_Description of the task_: Copy the records verbatim, from the start through the line containing "leaf-node-query-book-b[interactable]: 查询图书: [609, 435, 667, 735]".

_Record excerpts_:
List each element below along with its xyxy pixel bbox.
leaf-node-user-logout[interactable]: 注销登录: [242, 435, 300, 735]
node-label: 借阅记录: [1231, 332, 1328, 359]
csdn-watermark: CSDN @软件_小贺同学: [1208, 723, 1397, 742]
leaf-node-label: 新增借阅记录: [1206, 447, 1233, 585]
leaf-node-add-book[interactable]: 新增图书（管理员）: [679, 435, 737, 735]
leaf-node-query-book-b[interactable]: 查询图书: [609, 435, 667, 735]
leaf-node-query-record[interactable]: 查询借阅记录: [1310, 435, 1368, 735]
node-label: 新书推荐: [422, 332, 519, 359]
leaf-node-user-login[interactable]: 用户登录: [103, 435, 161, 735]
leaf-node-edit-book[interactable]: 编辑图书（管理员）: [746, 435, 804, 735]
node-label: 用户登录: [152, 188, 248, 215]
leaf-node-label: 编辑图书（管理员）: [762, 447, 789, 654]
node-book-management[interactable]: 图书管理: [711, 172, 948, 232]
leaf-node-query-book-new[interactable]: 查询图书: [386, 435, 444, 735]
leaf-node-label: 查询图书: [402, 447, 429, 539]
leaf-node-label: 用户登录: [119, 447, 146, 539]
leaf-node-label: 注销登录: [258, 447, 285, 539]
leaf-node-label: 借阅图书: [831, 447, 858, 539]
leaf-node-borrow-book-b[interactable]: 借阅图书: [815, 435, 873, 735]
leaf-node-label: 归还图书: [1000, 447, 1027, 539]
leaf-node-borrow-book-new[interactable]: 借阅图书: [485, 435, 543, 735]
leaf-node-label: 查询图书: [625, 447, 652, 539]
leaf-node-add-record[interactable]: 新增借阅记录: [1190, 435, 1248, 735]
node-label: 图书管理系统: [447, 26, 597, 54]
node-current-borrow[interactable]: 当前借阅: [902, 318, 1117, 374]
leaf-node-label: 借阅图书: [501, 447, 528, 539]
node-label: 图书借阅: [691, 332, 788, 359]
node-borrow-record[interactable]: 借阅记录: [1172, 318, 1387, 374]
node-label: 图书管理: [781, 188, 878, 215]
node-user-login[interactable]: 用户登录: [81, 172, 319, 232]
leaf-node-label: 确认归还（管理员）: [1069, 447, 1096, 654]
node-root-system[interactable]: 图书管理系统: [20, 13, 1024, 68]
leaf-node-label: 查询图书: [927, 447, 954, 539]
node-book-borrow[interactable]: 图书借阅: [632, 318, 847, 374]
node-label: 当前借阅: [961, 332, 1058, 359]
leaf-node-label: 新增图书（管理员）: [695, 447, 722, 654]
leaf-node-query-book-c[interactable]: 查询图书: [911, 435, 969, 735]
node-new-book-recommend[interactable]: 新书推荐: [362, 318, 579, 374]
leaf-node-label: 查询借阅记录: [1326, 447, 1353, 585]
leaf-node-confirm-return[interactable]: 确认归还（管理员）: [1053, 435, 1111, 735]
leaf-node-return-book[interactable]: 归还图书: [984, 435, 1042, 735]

_Complete answer_:
List each element below along with its xyxy pixel bbox.
leaf-node-user-logout[interactable]: 注销登录: [242, 435, 300, 735]
node-label: 借阅记录: [1231, 332, 1328, 359]
csdn-watermark: CSDN @软件_小贺同学: [1208, 723, 1397, 742]
leaf-node-label: 新增借阅记录: [1206, 447, 1233, 585]
leaf-node-add-book[interactable]: 新增图书（管理员）: [679, 435, 737, 735]
leaf-node-query-book-b[interactable]: 查询图书: [609, 435, 667, 735]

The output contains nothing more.